WHAT TO PRODUCE: List all lines of the data containing the word "upper".

DATA LISTING:
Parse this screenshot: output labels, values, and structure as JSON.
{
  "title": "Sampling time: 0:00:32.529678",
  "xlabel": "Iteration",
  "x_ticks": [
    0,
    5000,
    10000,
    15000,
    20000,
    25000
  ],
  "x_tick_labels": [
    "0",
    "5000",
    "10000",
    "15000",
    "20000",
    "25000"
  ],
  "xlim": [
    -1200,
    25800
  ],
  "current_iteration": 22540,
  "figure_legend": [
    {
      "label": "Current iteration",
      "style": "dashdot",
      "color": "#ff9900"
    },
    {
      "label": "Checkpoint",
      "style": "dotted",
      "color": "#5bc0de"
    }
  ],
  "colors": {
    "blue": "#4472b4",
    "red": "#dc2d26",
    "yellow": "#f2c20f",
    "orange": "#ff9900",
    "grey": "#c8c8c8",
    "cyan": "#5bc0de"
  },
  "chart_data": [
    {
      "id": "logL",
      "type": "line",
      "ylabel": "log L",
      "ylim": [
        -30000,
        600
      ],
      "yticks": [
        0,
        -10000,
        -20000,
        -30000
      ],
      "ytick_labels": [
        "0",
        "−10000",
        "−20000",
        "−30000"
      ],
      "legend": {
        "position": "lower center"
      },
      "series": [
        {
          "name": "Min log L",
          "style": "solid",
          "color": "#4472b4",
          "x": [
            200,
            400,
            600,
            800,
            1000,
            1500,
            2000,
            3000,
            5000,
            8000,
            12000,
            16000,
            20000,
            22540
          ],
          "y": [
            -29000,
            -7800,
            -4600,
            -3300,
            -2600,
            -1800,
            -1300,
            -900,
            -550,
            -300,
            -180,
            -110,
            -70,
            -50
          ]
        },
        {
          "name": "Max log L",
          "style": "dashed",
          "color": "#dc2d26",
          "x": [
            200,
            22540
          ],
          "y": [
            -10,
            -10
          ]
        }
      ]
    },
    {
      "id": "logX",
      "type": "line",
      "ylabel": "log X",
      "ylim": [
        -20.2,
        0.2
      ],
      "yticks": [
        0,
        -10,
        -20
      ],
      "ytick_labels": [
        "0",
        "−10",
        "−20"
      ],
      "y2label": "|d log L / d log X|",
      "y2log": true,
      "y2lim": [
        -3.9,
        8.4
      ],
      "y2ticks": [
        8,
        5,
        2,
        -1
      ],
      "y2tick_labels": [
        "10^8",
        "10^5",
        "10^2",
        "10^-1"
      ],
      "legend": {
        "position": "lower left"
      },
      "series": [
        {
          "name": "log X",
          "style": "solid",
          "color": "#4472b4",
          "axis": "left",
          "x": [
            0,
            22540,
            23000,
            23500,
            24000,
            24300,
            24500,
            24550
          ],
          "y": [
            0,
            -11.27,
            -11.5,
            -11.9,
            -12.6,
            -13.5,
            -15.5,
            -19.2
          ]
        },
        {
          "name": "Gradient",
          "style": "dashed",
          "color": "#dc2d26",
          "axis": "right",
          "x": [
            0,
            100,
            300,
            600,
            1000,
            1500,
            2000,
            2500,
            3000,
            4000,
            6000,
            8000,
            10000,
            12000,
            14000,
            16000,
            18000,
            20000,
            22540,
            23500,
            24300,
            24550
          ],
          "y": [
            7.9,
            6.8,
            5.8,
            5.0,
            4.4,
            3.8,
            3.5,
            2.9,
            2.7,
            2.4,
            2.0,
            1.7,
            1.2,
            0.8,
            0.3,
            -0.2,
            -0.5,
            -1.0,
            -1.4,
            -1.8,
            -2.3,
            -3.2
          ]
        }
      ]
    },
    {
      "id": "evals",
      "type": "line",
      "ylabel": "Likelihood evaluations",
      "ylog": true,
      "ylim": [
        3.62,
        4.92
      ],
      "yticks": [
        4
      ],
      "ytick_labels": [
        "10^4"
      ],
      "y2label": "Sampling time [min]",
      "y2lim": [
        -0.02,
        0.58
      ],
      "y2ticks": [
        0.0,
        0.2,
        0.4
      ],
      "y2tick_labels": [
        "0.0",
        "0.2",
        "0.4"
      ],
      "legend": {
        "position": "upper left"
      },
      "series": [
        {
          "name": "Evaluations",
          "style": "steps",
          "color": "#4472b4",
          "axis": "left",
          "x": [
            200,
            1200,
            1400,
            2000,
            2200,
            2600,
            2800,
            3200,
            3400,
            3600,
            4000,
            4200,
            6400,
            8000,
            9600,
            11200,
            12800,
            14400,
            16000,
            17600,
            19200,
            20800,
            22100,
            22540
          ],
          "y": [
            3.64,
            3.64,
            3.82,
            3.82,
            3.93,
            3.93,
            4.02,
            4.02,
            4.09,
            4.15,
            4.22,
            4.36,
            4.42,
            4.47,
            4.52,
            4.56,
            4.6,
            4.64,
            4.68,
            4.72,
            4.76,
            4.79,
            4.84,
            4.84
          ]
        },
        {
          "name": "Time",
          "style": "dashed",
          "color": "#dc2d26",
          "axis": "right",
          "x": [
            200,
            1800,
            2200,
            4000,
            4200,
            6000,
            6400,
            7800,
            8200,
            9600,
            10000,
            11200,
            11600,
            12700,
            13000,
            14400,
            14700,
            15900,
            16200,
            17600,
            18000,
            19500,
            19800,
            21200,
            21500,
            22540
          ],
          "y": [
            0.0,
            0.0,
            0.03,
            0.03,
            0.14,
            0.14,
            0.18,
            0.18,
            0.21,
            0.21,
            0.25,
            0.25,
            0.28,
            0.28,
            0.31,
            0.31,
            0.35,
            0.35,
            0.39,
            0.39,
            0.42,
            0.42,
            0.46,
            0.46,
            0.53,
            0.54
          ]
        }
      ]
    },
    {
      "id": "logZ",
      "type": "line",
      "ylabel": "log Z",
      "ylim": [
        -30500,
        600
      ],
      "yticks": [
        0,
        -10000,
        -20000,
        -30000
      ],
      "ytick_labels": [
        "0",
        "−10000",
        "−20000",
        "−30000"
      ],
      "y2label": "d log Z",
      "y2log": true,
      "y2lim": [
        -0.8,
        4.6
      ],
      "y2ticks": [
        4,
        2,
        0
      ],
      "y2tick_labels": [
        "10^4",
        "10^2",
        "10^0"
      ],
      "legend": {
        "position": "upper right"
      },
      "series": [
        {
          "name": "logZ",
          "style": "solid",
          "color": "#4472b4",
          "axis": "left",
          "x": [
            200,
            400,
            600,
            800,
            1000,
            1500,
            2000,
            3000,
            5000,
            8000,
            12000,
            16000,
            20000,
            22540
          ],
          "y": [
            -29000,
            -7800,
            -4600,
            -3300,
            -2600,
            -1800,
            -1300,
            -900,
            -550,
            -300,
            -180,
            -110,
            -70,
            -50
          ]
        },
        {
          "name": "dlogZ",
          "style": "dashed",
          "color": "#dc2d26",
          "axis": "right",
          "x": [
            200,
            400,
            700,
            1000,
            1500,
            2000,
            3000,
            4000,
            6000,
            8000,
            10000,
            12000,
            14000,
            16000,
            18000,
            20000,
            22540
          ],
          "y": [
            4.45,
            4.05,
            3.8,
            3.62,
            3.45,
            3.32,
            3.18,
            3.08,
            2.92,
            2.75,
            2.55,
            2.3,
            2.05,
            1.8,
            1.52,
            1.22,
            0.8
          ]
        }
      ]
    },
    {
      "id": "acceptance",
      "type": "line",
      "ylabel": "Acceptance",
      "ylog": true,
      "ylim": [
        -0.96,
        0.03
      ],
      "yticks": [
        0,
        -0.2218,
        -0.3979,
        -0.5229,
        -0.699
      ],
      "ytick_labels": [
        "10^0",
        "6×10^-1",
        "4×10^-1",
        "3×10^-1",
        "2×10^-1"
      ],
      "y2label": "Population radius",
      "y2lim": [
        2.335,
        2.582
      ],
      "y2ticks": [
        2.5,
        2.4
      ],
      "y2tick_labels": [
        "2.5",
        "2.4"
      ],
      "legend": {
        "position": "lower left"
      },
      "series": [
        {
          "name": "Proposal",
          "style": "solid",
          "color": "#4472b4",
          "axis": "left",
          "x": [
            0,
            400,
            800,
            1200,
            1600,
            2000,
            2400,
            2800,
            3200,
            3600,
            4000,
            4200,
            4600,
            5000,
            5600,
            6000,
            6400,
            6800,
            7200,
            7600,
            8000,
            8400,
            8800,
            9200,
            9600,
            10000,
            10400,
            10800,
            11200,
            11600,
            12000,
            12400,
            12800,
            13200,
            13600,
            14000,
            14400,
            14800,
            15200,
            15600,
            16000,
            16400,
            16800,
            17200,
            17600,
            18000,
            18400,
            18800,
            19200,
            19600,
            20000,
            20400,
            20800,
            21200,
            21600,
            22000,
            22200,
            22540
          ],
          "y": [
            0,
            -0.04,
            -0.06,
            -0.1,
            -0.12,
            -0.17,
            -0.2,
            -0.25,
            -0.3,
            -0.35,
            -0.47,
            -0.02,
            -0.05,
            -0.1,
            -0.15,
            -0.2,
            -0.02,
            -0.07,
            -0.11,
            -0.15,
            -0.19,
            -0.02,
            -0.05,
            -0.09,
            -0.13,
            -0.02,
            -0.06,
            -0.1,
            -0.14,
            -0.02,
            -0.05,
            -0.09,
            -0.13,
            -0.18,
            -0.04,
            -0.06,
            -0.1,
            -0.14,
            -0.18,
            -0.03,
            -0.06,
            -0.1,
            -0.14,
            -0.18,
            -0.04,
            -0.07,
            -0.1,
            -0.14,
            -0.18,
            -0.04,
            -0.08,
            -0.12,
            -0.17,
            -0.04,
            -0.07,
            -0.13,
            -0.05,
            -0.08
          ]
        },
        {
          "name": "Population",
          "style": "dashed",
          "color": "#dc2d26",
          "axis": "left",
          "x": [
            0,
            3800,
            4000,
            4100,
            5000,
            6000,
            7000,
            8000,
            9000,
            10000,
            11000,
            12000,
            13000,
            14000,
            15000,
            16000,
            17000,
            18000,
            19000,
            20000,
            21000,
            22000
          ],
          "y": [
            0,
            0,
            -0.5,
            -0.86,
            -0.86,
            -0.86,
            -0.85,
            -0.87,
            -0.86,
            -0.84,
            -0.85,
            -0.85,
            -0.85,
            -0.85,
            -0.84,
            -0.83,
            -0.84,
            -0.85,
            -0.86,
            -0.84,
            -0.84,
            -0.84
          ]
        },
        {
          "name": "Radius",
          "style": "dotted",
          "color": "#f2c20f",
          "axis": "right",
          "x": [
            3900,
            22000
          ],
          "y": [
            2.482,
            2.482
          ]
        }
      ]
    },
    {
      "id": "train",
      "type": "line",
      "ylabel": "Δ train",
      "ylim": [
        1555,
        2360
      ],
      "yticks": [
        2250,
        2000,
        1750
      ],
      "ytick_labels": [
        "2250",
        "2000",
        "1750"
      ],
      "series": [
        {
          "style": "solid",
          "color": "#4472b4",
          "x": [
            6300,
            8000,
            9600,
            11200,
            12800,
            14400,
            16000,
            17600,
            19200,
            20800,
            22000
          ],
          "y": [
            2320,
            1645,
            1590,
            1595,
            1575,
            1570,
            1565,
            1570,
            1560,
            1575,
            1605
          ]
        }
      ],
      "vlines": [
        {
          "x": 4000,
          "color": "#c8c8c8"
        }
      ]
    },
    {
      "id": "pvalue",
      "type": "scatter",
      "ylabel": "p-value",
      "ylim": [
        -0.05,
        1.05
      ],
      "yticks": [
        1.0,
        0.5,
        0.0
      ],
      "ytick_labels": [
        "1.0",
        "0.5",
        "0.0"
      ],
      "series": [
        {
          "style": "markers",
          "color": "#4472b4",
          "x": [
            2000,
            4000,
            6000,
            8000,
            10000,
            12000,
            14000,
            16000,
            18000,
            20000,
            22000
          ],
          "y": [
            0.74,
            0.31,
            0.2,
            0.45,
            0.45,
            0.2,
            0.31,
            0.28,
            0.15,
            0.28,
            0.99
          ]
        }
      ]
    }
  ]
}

* * *

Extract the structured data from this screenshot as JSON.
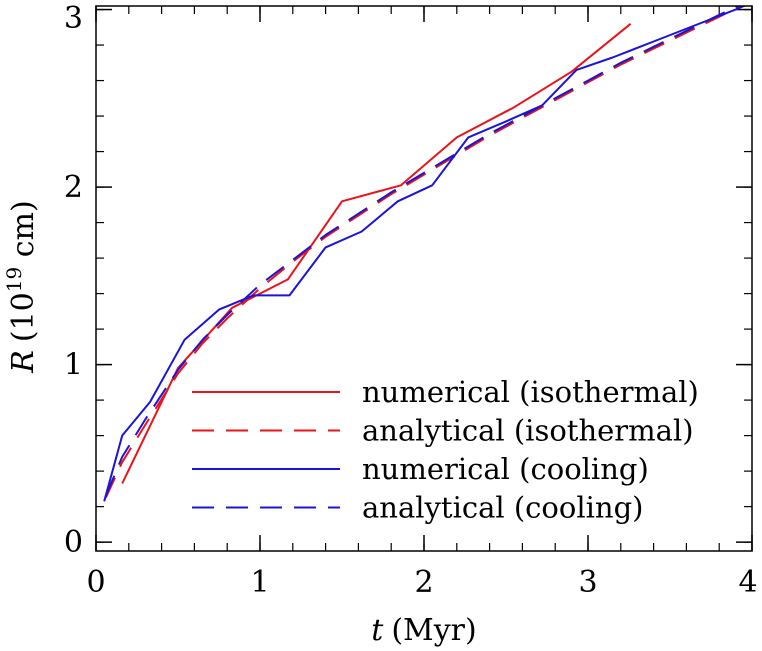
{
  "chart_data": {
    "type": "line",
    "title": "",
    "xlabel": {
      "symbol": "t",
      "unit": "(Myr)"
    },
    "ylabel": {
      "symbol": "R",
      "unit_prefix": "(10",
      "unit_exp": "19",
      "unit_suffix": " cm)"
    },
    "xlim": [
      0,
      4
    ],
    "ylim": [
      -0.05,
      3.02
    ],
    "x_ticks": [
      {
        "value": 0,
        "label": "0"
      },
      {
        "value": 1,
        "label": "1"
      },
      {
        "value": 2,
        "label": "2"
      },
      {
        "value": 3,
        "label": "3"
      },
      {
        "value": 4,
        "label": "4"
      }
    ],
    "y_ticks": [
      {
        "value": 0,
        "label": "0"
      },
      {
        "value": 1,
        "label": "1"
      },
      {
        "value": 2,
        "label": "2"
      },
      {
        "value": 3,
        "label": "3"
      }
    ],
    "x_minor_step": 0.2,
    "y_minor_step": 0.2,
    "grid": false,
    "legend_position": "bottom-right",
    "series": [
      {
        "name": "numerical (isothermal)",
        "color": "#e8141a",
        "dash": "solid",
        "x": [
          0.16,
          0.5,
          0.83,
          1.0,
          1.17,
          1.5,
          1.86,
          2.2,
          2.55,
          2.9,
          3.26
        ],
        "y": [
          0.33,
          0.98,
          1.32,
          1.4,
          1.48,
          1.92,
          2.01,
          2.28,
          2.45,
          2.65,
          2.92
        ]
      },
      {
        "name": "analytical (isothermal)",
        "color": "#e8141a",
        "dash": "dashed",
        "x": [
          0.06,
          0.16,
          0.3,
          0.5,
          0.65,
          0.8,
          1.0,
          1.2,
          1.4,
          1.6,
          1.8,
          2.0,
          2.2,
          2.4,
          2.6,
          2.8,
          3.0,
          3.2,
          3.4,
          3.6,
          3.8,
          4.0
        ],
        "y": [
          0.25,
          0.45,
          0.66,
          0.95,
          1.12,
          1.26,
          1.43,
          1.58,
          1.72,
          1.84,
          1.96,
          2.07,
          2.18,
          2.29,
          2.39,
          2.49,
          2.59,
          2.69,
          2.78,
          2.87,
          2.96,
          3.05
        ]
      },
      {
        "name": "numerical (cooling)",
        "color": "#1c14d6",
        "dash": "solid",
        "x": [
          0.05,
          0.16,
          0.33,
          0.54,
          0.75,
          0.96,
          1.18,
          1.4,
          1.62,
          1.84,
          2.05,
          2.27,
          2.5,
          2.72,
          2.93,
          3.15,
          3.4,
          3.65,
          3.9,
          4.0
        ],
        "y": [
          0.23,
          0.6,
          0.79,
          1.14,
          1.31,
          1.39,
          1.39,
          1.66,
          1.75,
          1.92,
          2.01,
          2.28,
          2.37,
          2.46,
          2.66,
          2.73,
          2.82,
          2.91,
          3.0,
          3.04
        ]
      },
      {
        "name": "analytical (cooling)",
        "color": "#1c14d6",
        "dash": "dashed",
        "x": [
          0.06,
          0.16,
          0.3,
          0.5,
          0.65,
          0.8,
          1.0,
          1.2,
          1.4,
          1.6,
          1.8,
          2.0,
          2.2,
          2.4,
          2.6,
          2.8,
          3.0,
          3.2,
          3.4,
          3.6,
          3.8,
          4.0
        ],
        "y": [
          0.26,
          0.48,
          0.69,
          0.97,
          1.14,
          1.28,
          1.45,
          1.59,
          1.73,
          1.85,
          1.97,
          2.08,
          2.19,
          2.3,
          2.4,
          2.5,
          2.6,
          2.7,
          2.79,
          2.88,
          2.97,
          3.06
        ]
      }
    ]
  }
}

* * *

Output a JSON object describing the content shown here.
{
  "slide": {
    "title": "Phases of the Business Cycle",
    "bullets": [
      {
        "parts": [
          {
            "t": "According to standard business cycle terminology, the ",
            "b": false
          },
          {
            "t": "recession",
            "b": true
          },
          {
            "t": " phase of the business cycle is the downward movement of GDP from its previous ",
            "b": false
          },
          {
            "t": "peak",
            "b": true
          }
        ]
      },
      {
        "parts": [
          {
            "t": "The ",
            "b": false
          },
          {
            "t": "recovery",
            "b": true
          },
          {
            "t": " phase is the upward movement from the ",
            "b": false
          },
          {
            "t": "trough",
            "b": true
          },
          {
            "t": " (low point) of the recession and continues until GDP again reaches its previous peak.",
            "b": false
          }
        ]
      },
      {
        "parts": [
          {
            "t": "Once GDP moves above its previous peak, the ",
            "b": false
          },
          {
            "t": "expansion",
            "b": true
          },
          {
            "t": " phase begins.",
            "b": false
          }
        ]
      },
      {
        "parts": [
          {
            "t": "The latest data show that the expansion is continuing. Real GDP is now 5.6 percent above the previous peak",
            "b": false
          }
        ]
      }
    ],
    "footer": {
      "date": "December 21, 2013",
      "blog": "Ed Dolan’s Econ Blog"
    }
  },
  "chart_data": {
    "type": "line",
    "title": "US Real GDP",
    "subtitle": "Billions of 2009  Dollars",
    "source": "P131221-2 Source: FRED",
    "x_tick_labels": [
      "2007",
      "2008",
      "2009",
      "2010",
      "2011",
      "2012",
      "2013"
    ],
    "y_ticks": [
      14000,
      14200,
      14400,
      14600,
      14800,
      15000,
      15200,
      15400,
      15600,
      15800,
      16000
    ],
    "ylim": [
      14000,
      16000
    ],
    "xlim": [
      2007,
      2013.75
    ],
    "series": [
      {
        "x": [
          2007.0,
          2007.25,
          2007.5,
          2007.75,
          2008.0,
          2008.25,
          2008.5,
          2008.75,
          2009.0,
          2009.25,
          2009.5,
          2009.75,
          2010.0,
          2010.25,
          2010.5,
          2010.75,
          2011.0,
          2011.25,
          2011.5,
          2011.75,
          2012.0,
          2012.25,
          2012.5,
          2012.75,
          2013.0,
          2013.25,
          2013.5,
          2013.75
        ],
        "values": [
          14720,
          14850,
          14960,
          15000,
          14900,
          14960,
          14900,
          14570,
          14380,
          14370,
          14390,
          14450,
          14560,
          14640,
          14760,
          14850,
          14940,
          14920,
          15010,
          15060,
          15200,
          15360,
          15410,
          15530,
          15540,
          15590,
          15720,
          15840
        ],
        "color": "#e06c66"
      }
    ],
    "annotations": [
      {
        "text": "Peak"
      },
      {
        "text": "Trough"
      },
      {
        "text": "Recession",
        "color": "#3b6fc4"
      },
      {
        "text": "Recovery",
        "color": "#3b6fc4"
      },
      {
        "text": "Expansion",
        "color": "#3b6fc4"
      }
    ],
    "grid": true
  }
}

RESULT FOR THIS EXERCISE:
        "position": "upper left"
        "position": "upper right"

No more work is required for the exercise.